In full and without deviation, write out the entries that follow.

##### Data rows

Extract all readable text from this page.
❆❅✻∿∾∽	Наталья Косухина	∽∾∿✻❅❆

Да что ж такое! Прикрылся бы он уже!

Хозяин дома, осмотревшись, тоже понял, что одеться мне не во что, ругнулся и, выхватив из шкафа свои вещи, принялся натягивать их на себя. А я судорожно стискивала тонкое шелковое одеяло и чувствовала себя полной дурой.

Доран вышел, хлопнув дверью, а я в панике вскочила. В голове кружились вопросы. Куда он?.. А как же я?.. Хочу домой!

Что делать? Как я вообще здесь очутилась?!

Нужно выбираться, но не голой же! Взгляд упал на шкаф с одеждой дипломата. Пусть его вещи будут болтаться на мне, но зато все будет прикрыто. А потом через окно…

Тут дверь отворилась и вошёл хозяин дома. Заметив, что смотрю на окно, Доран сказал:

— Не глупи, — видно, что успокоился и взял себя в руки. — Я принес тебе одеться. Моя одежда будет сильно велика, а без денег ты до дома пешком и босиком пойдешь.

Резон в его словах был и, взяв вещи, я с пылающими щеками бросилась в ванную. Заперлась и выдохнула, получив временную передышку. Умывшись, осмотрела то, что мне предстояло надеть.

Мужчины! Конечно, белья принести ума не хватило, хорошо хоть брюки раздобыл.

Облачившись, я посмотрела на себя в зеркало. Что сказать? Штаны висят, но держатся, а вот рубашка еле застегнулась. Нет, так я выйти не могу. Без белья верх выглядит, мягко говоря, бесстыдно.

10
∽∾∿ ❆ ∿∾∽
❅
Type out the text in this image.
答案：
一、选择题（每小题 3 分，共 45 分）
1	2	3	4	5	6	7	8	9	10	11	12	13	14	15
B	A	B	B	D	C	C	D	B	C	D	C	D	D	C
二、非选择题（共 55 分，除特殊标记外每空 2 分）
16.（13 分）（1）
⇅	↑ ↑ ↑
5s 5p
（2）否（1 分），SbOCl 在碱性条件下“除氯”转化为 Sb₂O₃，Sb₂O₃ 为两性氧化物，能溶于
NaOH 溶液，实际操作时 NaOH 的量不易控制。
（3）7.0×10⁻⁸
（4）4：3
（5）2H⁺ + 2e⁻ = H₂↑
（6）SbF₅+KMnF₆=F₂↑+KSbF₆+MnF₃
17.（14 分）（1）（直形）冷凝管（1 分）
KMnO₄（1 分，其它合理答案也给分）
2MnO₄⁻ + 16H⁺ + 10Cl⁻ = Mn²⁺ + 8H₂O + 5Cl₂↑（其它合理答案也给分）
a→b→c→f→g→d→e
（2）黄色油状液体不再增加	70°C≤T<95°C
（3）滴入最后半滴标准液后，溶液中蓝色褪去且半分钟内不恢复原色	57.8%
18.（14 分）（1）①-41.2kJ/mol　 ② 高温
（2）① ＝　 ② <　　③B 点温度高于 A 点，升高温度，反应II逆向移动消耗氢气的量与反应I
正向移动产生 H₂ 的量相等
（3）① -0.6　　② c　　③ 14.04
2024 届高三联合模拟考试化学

##########

* Task result *
Extract all readable text from this page.
❆❅✻∿∾∽	Наталья Косухина	∽∾∿✻❅❆

Да что ж такое! Прикрылся бы он уже!

Хозяин дома, осмотревшись, тоже понял, что одеться мне не во что, ругнулся и, выхватив из шкафа свои вещи, принялся натягивать их на себя. А я судорожно стискивала тонкое шелковое одеяло и чувствовала себя полной дурой.

Доран вышел, хлопнув дверью, а я в панике вскочила. В голове кружились вопросы. Куда он?.. А как же я?.. Хочу домой!

Что делать? Как я вообще здесь очутилась?!

Нужно выбираться, но не голой же! Взгляд упал на шкаф с одеждой дипломата. Пусть его вещи будут болтаться на мне, но зато все будет прикрыто. А потом через окно…

Тут дверь отворилась и вошёл хозяин дома. Заметив, что смотрю на окно, Доран сказал:

— Не глупи, — видно, что успокоился и взял себя в руки. — Я принес тебе одеться. Моя одежда будет сильно велика, а без денег ты до дома пешком и босиком пойдешь.

Резон в его словах был и, взяв вещи, я с пылающими щеками бросилась в ванную. Заперлась и выдохнула, получив временную передышку. Умывшись, осмотрела то, что мне предстояло надеть.

Мужчины! Конечно, белья принести ума не хватило, хорошо хоть брюки раздобыл.

Облачившись, я посмотрела на себя в зеркало. Что сказать? Штаны висят, но держатся, а вот рубашка еле застегнулась. Нет, так я выйти не могу. Без белья верх выглядит, мягко говоря, бесстыдно.

10
∽∾∿ ❆ ∿∾∽
❅
Type out the text in this image.
答案：
一、选择题（每小题 3 分，共 45 分）
1	2	3	4	5	6	7	8	9	10	11	12	13	14	15
B	A	B	B	D	C	C	D	B	C	D	C	D	D	C
二、非选择题（共 55 分，除特殊标记外每空 2 分）
16.（13 分）（1）
⇅	↑ ↑ ↑
5s 5p
（2）否（1 分），SbOCl 在碱性条件下“除氯”转化为 Sb₂O₃，Sb₂O₃ 为两性氧化物，能溶于
NaOH 溶液，实际操作时 NaOH 的量不易控制。
（3）7.0×10⁻⁸
（4）4：3
（5）2H⁺ + 2e⁻ = H₂↑
（6）SbF₅+KMnF₆=F₂↑+KSbF₆+MnF₃
17.（14 分）（1）（直形）冷凝管（1 分）
KMnO₄（1 分，其它合理答案也给分）
2MnO₄⁻ + 16H⁺ + 10Cl⁻ = Mn²⁺ + 8H₂O + 5Cl₂↑（其它合理答案也给分）
a→b→c→f→g→d→e
（2）黄色油状液体不再增加	70°C≤T<95°C
（3）滴入最后半滴标准液后，溶液中蓝色褪去且半分钟内不恢复原色	57.8%
18.（14 分）（1）①-41.2kJ/mol　 ② 高温
（2）① ＝　 ② <　　③B 点温度高于 A 点，升高温度，反应II逆向移动消耗氢气的量与反应I
正向移动产生 H₂ 的量相等
（3）① -0.6　　② c　　③ 14.04
2024 届高三联合模拟考试化学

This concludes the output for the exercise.